**TASK BRIEF:** Repeat all the material exactly; pictures stay out of your copy.

Dataset records:
◇ ◇ ◇ ◇ ◇

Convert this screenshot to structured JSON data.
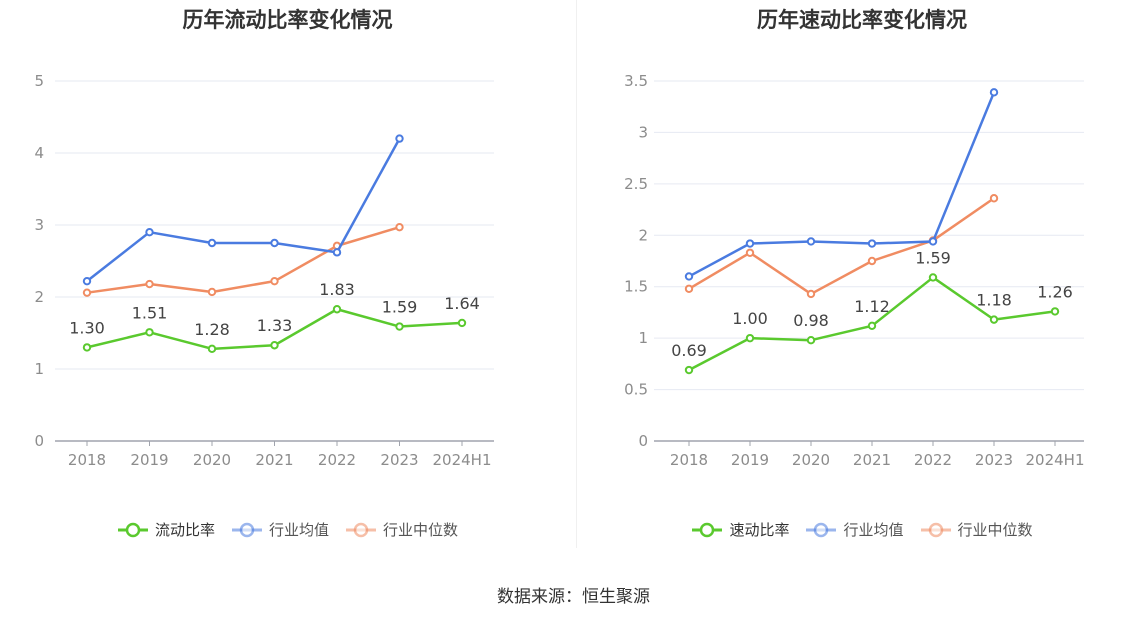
{
  "source_text": "数据来源：恒生聚源",
  "colors": {
    "primary": "#5ac92e",
    "average": "#4a7be0",
    "median": "#f08c62",
    "grid": "#e6e9f2",
    "axis": "#a0a4ad",
    "tick_text": "#8c8c8c"
  },
  "chart_data": [
    {
      "type": "line",
      "title": "历年流动比率变化情况",
      "categories": [
        "2018",
        "2019",
        "2020",
        "2021",
        "2022",
        "2023",
        "2024H1"
      ],
      "y_ticks": [
        "0",
        "1",
        "2",
        "3",
        "4",
        "5"
      ],
      "ylim": [
        0,
        5
      ],
      "grid": true,
      "legend_position": "bottom",
      "series": [
        {
          "name": "流动比率",
          "color": "#5ac92e",
          "labels": true,
          "values": [
            1.3,
            1.51,
            1.28,
            1.33,
            1.83,
            1.59,
            1.64
          ],
          "value_labels": [
            "1.30",
            "1.51",
            "1.28",
            "1.33",
            "1.83",
            "1.59",
            "1.64"
          ]
        },
        {
          "name": "行业均值",
          "color": "#4a7be0",
          "labels": false,
          "values": [
            2.22,
            2.9,
            2.75,
            2.75,
            2.62,
            4.2,
            null
          ]
        },
        {
          "name": "行业中位数",
          "color": "#f08c62",
          "labels": false,
          "values": [
            2.06,
            2.18,
            2.07,
            2.22,
            2.71,
            2.97,
            null
          ]
        }
      ]
    },
    {
      "type": "line",
      "title": "历年速动比率变化情况",
      "categories": [
        "2018",
        "2019",
        "2020",
        "2021",
        "2022",
        "2023",
        "2024H1"
      ],
      "y_ticks": [
        "0",
        "0.5",
        "1",
        "1.5",
        "2",
        "2.5",
        "3",
        "3.5"
      ],
      "ylim": [
        0,
        3.5
      ],
      "grid": true,
      "legend_position": "bottom",
      "series": [
        {
          "name": "速动比率",
          "color": "#5ac92e",
          "labels": true,
          "values": [
            0.69,
            1.0,
            0.98,
            1.12,
            1.59,
            1.18,
            1.26
          ],
          "value_labels": [
            "0.69",
            "1.00",
            "0.98",
            "1.12",
            "1.59",
            "1.18",
            "1.26"
          ]
        },
        {
          "name": "行业均值",
          "color": "#4a7be0",
          "labels": false,
          "values": [
            1.6,
            1.92,
            1.94,
            1.92,
            1.94,
            3.39,
            null
          ]
        },
        {
          "name": "行业中位数",
          "color": "#f08c62",
          "labels": false,
          "values": [
            1.48,
            1.83,
            1.43,
            1.75,
            1.95,
            2.36,
            null
          ]
        }
      ]
    }
  ]
}
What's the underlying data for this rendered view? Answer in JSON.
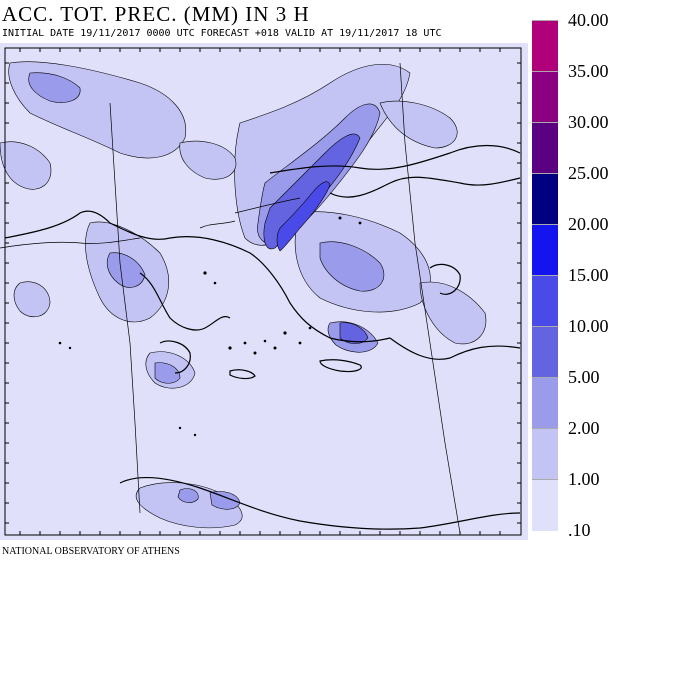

◇ ◇ ◇ ◇ ◇

**ANSWER TO THIS TASK:**
Convert this screenshot to structured JSON data.
{
  "source_text": "数据来源：恒生聚源",
  "colors": {
    "primary": "#5ac92e",
    "average": "#4a7be0",
    "median": "#f08c62",
    "grid": "#e6e9f2",
    "axis": "#a0a4ad",
    "tick_text": "#8c8c8c"
  },
  "chart_data": [
    {
      "type": "line",
      "title": "历年流动比率变化情况",
      "categories": [
        "2018",
        "2019",
        "2020",
        "2021",
        "2022",
        "2023",
        "2024H1"
      ],
      "y_ticks": [
        "0",
        "1",
        "2",
        "3",
        "4",
        "5"
      ],
      "ylim": [
        0,
        5
      ],
      "grid": true,
      "legend_position": "bottom",
      "series": [
        {
          "name": "流动比率",
          "color": "#5ac92e",
          "labels": true,
          "values": [
            1.3,
            1.51,
            1.28,
            1.33,
            1.83,
            1.59,
            1.64
          ],
          "value_labels": [
            "1.30",
            "1.51",
            "1.28",
            "1.33",
            "1.83",
            "1.59",
            "1.64"
          ]
        },
        {
          "name": "行业均值",
          "color": "#4a7be0",
          "labels": false,
          "values": [
            2.22,
            2.9,
            2.75,
            2.75,
            2.62,
            4.2,
            null
          ]
        },
        {
          "name": "行业中位数",
          "color": "#f08c62",
          "labels": false,
          "values": [
            2.06,
            2.18,
            2.07,
            2.22,
            2.71,
            2.97,
            null
          ]
        }
      ]
    },
    {
      "type": "line",
      "title": "历年速动比率变化情况",
      "categories": [
        "2018",
        "2019",
        "2020",
        "2021",
        "2022",
        "2023",
        "2024H1"
      ],
      "y_ticks": [
        "0",
        "0.5",
        "1",
        "1.5",
        "2",
        "2.5",
        "3",
        "3.5"
      ],
      "ylim": [
        0,
        3.5
      ],
      "grid": true,
      "legend_position": "bottom",
      "series": [
        {
          "name": "速动比率",
          "color": "#5ac92e",
          "labels": true,
          "values": [
            0.69,
            1.0,
            0.98,
            1.12,
            1.59,
            1.18,
            1.26
          ],
          "value_labels": [
            "0.69",
            "1.00",
            "0.98",
            "1.12",
            "1.59",
            "1.18",
            "1.26"
          ]
        },
        {
          "name": "行业均值",
          "color": "#4a7be0",
          "labels": false,
          "values": [
            1.6,
            1.92,
            1.94,
            1.92,
            1.94,
            3.39,
            null
          ]
        },
        {
          "name": "行业中位数",
          "color": "#f08c62",
          "labels": false,
          "values": [
            1.48,
            1.83,
            1.43,
            1.75,
            1.95,
            2.36,
            null
          ]
        }
      ]
    }
  ]
}
What's the underlying data for this rendered view? Answer in JSON.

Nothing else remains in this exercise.